** START OF INPUT MATERIAL **

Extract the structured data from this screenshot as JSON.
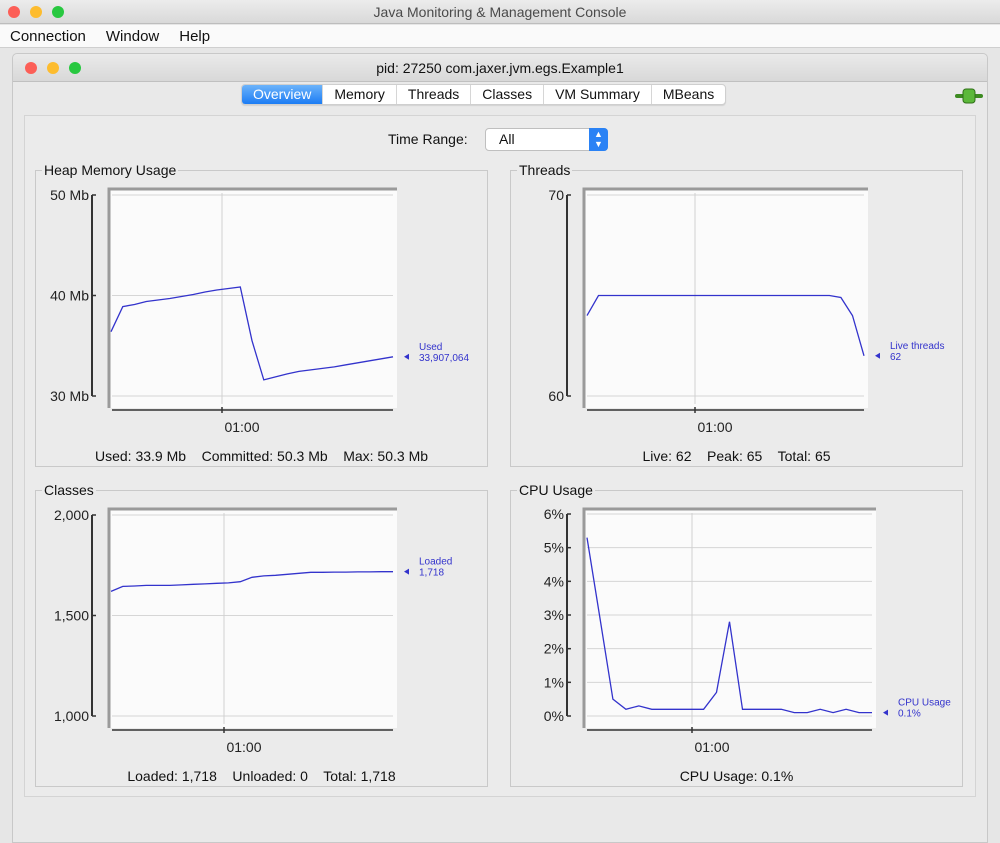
{
  "window": {
    "title": "Java Monitoring & Management Console"
  },
  "menu": [
    "Connection",
    "Window",
    "Help"
  ],
  "inner_window": {
    "title": "pid: 27250 com.jaxer.jvm.egs.Example1"
  },
  "tabs": [
    {
      "label": "Overview",
      "selected": true
    },
    {
      "label": "Memory"
    },
    {
      "label": "Threads"
    },
    {
      "label": "Classes"
    },
    {
      "label": "VM Summary"
    },
    {
      "label": "MBeans"
    }
  ],
  "connection_icon": "green-plug-icon",
  "time_range": {
    "label": "Time Range:",
    "value": "All"
  },
  "colors": {
    "series": "#3333cc",
    "tab_selected": "#1c7cf4"
  },
  "chart_data": [
    {
      "id": "heap",
      "type": "line",
      "title": "Heap Memory Usage",
      "ylim": [
        30,
        50
      ],
      "yticks": [
        "30 Mb",
        "40 Mb",
        "50 Mb"
      ],
      "ytick_values": [
        30,
        40,
        50
      ],
      "xticks": [
        "01:00"
      ],
      "grid": true,
      "series": [
        {
          "name": "Used",
          "label_value": "33,907,064",
          "values": [
            36.4,
            38.9,
            39.1,
            39.4,
            39.55,
            39.7,
            39.9,
            40.1,
            40.35,
            40.55,
            40.7,
            40.85,
            35.5,
            31.6,
            31.9,
            32.2,
            32.45,
            32.6,
            32.75,
            32.9,
            33.1,
            33.3,
            33.5,
            33.7,
            33.9
          ]
        }
      ],
      "summary": "Used: 33.9 Mb    Committed: 50.3 Mb    Max: 50.3 Mb"
    },
    {
      "id": "threads",
      "type": "line",
      "title": "Threads",
      "ylim": [
        60,
        70
      ],
      "yticks": [
        "60",
        "70"
      ],
      "ytick_values": [
        60,
        70
      ],
      "xticks": [
        "01:00"
      ],
      "grid": true,
      "series": [
        {
          "name": "Live threads",
          "label_value": "62",
          "values": [
            64,
            65,
            65,
            65,
            65,
            65,
            65,
            65,
            65,
            65,
            65,
            65,
            65,
            65,
            65,
            65,
            65,
            65,
            65,
            65,
            65,
            65,
            64.9,
            64,
            62
          ]
        }
      ],
      "summary": "Live: 62    Peak: 65    Total: 65"
    },
    {
      "id": "classes",
      "type": "line",
      "title": "Classes",
      "ylim": [
        1000,
        2000
      ],
      "yticks": [
        "1,000",
        "1,500",
        "2,000"
      ],
      "ytick_values": [
        1000,
        1500,
        2000
      ],
      "xticks": [
        "01:00"
      ],
      "grid": true,
      "series": [
        {
          "name": "Loaded",
          "label_value": "1,718",
          "values": [
            1620,
            1645,
            1647,
            1650,
            1650,
            1650,
            1652,
            1655,
            1657,
            1660,
            1662,
            1668,
            1690,
            1697,
            1700,
            1705,
            1710,
            1715,
            1715,
            1716,
            1716,
            1717,
            1717,
            1718,
            1718
          ]
        }
      ],
      "summary": "Loaded: 1,718    Unloaded: 0    Total: 1,718"
    },
    {
      "id": "cpu",
      "type": "line",
      "title": "CPU Usage",
      "ylim": [
        0,
        6
      ],
      "yticks": [
        "0%",
        "1%",
        "2%",
        "3%",
        "4%",
        "5%",
        "6%"
      ],
      "ytick_values": [
        0,
        1,
        2,
        3,
        4,
        5,
        6
      ],
      "xticks": [
        "01:00"
      ],
      "grid": true,
      "series": [
        {
          "name": "CPU Usage",
          "label_value": "0.1%",
          "values": [
            5.3,
            2.9,
            0.5,
            0.2,
            0.3,
            0.2,
            0.2,
            0.2,
            0.2,
            0.2,
            0.7,
            2.8,
            0.2,
            0.2,
            0.2,
            0.2,
            0.1,
            0.1,
            0.2,
            0.1,
            0.2,
            0.1,
            0.1
          ]
        }
      ],
      "summary": "CPU Usage: 0.1%"
    }
  ]
}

** END OF INPUT MATERIAL **

* [DO THIS]
Pull out each line containing the word "Live" and copy it.

* [SOLVED PROBLEM]
          "name": "Live threads",
      "summary": "Live: 62    Peak: 65    Total: 65"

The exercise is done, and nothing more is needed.